=== What is asked ===
Wherever the string "name" occurs in a line of these records, report that line.

*** Provided data ***

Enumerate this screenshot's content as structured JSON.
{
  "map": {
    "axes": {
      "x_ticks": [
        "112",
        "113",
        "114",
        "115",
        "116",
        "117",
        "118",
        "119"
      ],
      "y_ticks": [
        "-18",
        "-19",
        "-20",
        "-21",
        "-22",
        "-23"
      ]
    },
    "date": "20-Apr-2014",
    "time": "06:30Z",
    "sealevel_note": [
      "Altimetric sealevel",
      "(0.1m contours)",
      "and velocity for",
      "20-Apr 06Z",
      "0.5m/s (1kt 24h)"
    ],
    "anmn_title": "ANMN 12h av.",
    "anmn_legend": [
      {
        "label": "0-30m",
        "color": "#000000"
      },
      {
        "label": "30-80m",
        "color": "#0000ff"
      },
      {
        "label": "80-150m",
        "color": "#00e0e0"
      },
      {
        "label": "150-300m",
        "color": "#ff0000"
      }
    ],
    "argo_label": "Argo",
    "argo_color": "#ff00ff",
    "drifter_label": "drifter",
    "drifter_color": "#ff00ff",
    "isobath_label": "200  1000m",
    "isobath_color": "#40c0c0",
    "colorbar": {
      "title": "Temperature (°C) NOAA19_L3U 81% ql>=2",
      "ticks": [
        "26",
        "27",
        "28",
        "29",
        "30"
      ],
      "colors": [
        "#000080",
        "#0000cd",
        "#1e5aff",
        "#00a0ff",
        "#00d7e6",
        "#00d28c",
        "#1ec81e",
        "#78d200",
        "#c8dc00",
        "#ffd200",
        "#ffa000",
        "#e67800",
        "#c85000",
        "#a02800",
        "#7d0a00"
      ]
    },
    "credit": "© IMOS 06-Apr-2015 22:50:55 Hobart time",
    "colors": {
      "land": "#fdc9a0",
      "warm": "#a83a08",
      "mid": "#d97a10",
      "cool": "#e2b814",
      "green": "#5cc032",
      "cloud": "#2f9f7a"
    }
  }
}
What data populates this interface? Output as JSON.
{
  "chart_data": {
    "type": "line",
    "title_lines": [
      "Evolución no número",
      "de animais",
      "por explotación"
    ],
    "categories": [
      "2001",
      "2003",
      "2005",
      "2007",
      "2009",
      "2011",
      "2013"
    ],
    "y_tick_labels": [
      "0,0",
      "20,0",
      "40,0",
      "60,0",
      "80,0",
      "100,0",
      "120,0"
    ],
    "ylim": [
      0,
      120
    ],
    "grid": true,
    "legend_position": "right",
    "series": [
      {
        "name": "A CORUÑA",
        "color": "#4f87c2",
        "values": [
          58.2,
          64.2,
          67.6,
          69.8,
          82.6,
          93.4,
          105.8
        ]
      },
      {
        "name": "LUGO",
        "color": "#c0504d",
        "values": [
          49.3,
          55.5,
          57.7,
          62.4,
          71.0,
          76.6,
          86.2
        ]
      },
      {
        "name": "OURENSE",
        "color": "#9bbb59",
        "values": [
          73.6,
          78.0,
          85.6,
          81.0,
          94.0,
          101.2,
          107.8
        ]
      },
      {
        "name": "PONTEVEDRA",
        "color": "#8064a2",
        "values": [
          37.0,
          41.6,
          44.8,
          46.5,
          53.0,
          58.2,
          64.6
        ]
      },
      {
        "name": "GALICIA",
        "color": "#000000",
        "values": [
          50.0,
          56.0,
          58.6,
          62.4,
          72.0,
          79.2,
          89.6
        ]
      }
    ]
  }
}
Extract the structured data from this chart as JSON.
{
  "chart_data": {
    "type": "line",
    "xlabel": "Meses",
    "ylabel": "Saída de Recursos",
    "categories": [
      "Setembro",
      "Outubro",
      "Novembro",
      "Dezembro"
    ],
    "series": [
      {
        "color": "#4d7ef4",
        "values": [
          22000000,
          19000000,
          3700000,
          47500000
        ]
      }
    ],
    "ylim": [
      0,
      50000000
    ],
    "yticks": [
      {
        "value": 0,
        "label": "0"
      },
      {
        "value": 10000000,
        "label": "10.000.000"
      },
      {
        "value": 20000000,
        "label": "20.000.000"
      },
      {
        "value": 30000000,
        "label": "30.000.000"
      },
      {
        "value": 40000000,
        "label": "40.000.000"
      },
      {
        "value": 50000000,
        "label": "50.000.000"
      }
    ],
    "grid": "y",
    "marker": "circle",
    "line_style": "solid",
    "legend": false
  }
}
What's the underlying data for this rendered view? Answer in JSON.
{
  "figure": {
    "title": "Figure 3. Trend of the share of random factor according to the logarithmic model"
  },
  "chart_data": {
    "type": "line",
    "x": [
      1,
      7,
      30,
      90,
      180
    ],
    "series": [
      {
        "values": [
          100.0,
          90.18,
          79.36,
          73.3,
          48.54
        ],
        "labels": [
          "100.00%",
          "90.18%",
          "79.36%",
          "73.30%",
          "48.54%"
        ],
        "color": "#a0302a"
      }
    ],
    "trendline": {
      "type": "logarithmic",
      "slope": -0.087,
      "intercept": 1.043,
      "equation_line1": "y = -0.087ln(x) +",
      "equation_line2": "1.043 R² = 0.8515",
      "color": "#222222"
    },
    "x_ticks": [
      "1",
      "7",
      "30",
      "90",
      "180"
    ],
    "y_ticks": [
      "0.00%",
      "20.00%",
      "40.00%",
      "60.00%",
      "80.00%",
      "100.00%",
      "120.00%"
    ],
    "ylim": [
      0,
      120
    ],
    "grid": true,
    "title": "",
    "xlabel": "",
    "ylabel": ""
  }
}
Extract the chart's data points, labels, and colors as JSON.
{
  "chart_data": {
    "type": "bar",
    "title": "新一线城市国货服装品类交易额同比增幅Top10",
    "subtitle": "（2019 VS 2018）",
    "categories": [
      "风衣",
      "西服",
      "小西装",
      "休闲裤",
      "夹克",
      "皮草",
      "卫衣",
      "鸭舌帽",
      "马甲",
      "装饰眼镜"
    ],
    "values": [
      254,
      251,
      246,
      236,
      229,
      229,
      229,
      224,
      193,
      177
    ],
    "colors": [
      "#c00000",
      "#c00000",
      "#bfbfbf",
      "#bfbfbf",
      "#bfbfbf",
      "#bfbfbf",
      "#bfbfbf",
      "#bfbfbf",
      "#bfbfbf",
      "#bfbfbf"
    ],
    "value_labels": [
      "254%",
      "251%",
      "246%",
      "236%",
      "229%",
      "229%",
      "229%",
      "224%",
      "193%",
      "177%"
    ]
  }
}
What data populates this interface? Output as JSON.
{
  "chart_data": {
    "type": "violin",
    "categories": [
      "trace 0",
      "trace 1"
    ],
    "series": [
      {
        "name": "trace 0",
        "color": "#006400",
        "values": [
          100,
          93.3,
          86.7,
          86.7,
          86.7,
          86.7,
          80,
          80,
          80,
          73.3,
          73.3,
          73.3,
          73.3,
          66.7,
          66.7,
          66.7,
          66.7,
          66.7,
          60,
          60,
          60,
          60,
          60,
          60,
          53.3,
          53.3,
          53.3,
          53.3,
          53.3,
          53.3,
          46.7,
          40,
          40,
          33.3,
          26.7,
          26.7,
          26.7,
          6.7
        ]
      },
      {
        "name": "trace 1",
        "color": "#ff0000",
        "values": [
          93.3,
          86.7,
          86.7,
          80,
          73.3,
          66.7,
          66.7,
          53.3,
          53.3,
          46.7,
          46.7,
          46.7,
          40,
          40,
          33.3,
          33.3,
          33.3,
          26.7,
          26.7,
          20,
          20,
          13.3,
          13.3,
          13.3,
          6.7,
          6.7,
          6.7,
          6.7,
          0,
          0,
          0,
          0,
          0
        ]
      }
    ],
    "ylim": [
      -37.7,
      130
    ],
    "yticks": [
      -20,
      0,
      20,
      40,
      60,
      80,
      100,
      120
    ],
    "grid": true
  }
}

***

=== Answer to this exercise ===
        "name": "A CORUÑA",
        "name": "LUGO",
        "name": "OURENSE",
        "name": "PONTEVEDRA",
        "name": "GALICIA",
        "name": "trace 0",
        "name": "trace 1",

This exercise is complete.